>>>>

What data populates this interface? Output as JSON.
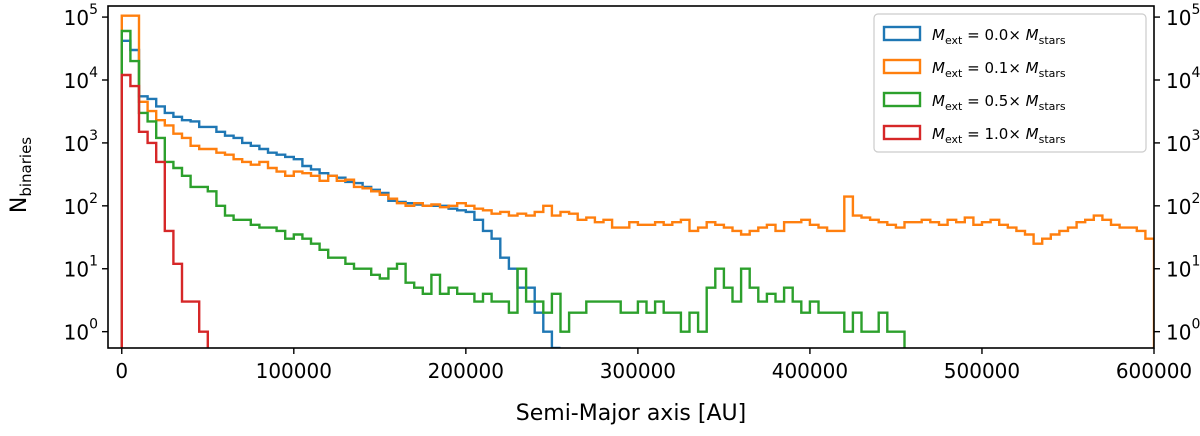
{
  "chart_data": {
    "type": "histogram",
    "title": "",
    "xlabel": "Semi-Major axis [AU]",
    "ylabel": {
      "main": "N",
      "sub": "binaries"
    },
    "xlim": [
      -8000,
      600000
    ],
    "ylim": [
      0.55,
      150000
    ],
    "yscale": "log",
    "grid": false,
    "legend_position": "top-right",
    "x_ticks": [
      {
        "value": 0,
        "label": "0"
      },
      {
        "value": 100000,
        "label": "100000"
      },
      {
        "value": 200000,
        "label": "200000"
      },
      {
        "value": 300000,
        "label": "300000"
      },
      {
        "value": 400000,
        "label": "400000"
      },
      {
        "value": 500000,
        "label": "500000"
      },
      {
        "value": 600000,
        "label": "600000"
      }
    ],
    "y_ticks": [
      {
        "value": 1,
        "base": "10",
        "exp": "0"
      },
      {
        "value": 10,
        "base": "10",
        "exp": "1"
      },
      {
        "value": 100,
        "base": "10",
        "exp": "2"
      },
      {
        "value": 1000,
        "base": "10",
        "exp": "3"
      },
      {
        "value": 10000,
        "base": "10",
        "exp": "4"
      },
      {
        "value": 100000,
        "base": "10",
        "exp": "5"
      }
    ],
    "series": [
      {
        "legend": {
          "lhs": "M",
          "lhs_sub": "ext",
          "mid": " = 0.0× ",
          "rhs": "M",
          "rhs_sub": "stars"
        },
        "color": "#1f77b4",
        "edges": [
          0,
          5000,
          10000,
          15000,
          20000,
          25000,
          30000,
          35000,
          40000,
          45000,
          50000,
          55000,
          60000,
          65000,
          70000,
          75000,
          80000,
          85000,
          90000,
          95000,
          100000,
          105000,
          110000,
          115000,
          120000,
          125000,
          130000,
          135000,
          140000,
          145000,
          150000,
          155000,
          160000,
          165000,
          170000,
          175000,
          180000,
          185000,
          190000,
          195000,
          200000,
          205000,
          210000,
          215000,
          220000,
          225000,
          230000,
          235000,
          240000,
          245000,
          250000,
          255000
        ],
        "counts": [
          42000,
          30000,
          5500,
          5000,
          3800,
          3000,
          2600,
          2300,
          2200,
          1800,
          1800,
          1500,
          1300,
          1200,
          1000,
          900,
          800,
          700,
          650,
          600,
          550,
          430,
          380,
          330,
          300,
          280,
          240,
          230,
          200,
          180,
          160,
          120,
          115,
          110,
          105,
          100,
          100,
          100,
          90,
          85,
          80,
          60,
          40,
          30,
          15,
          10,
          5,
          5,
          2,
          1,
          0
        ]
      },
      {
        "legend": {
          "lhs": "M",
          "lhs_sub": "ext",
          "mid": " = 0.1× ",
          "rhs": "M",
          "rhs_sub": "stars"
        },
        "color": "#ff7f0e",
        "edges": [
          0,
          5000,
          10000,
          15000,
          20000,
          25000,
          30000,
          35000,
          40000,
          45000,
          50000,
          55000,
          60000,
          65000,
          70000,
          75000,
          80000,
          85000,
          90000,
          95000,
          100000,
          105000,
          110000,
          115000,
          120000,
          125000,
          130000,
          135000,
          140000,
          145000,
          150000,
          155000,
          160000,
          165000,
          170000,
          175000,
          180000,
          185000,
          190000,
          195000,
          200000,
          205000,
          210000,
          215000,
          220000,
          225000,
          230000,
          235000,
          240000,
          245000,
          250000,
          255000,
          260000,
          265000,
          270000,
          275000,
          280000,
          285000,
          290000,
          295000,
          300000,
          305000,
          310000,
          315000,
          320000,
          325000,
          330000,
          335000,
          340000,
          345000,
          350000,
          355000,
          360000,
          365000,
          370000,
          375000,
          380000,
          385000,
          390000,
          395000,
          400000,
          405000,
          410000,
          415000,
          420000,
          425000,
          430000,
          435000,
          440000,
          445000,
          450000,
          455000,
          460000,
          465000,
          470000,
          475000,
          480000,
          485000,
          490000,
          495000,
          500000,
          505000,
          510000,
          515000,
          520000,
          525000,
          530000,
          535000,
          540000,
          545000,
          550000,
          555000,
          560000,
          565000,
          570000,
          575000,
          580000,
          585000,
          590000,
          595000,
          600000
        ],
        "counts": [
          105000,
          105000,
          4500,
          3200,
          2300,
          1900,
          1400,
          1200,
          900,
          800,
          800,
          700,
          650,
          550,
          500,
          450,
          500,
          400,
          350,
          300,
          350,
          330,
          300,
          250,
          300,
          250,
          260,
          200,
          190,
          170,
          150,
          130,
          110,
          100,
          110,
          100,
          105,
          95,
          100,
          110,
          100,
          90,
          85,
          75,
          80,
          70,
          75,
          70,
          80,
          100,
          70,
          80,
          75,
          60,
          65,
          55,
          60,
          45,
          45,
          55,
          50,
          50,
          55,
          50,
          55,
          60,
          40,
          45,
          55,
          50,
          45,
          40,
          35,
          40,
          45,
          50,
          40,
          55,
          55,
          60,
          50,
          45,
          40,
          40,
          140,
          70,
          65,
          60,
          55,
          50,
          45,
          55,
          55,
          60,
          55,
          50,
          60,
          55,
          65,
          50,
          55,
          60,
          50,
          45,
          40,
          35,
          25,
          30,
          35,
          40,
          45,
          55,
          60,
          70,
          60,
          50,
          45,
          45,
          40,
          30
        ]
      },
      {
        "legend": {
          "lhs": "M",
          "lhs_sub": "ext",
          "mid": " = 0.5× ",
          "rhs": "M",
          "rhs_sub": "stars"
        },
        "color": "#2ca02c",
        "edges": [
          0,
          5000,
          10000,
          15000,
          20000,
          25000,
          30000,
          35000,
          40000,
          45000,
          50000,
          55000,
          60000,
          65000,
          70000,
          75000,
          80000,
          85000,
          90000,
          95000,
          100000,
          105000,
          110000,
          115000,
          120000,
          125000,
          130000,
          135000,
          140000,
          145000,
          150000,
          155000,
          160000,
          165000,
          170000,
          175000,
          180000,
          185000,
          190000,
          195000,
          200000,
          205000,
          210000,
          215000,
          220000,
          225000,
          230000,
          235000,
          240000,
          245000,
          250000,
          255000,
          260000,
          265000,
          270000,
          275000,
          280000,
          285000,
          290000,
          295000,
          300000,
          305000,
          310000,
          315000,
          320000,
          325000,
          330000,
          335000,
          340000,
          345000,
          350000,
          355000,
          360000,
          365000,
          370000,
          375000,
          380000,
          385000,
          390000,
          395000,
          400000,
          405000,
          410000,
          415000,
          420000,
          425000,
          430000,
          435000,
          440000,
          445000,
          450000,
          455000
        ],
        "counts": [
          60000,
          20000,
          3000,
          2200,
          1200,
          500,
          400,
          300,
          200,
          200,
          170,
          100,
          70,
          60,
          60,
          50,
          45,
          45,
          40,
          30,
          35,
          30,
          25,
          20,
          15,
          15,
          12,
          10,
          10,
          8,
          7,
          10,
          12,
          6,
          5,
          4,
          8,
          4,
          5,
          4,
          4,
          3,
          4,
          3,
          3,
          2,
          10,
          3,
          3,
          2,
          4,
          1,
          2,
          2,
          3,
          3,
          3,
          3,
          2,
          2,
          3,
          2,
          3,
          2,
          2,
          1,
          2,
          1,
          5,
          10,
          5,
          3,
          10,
          5,
          3,
          4,
          3,
          5,
          3,
          2,
          3,
          2,
          2,
          2,
          1,
          2,
          1,
          1,
          2,
          1,
          1
        ]
      },
      {
        "legend": {
          "lhs": "M",
          "lhs_sub": "ext",
          "mid": " = 1.0× ",
          "rhs": "M",
          "rhs_sub": "stars"
        },
        "color": "#d62728",
        "edges": [
          0,
          5000,
          10000,
          15000,
          20000,
          25000,
          30000,
          35000,
          40000,
          45000,
          50000
        ],
        "counts": [
          12000,
          8000,
          1500,
          1000,
          500,
          40,
          12,
          3,
          3,
          1
        ]
      }
    ]
  }
}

<<<<

Using the data above, say how many lines include "color". No other reply is needed.

4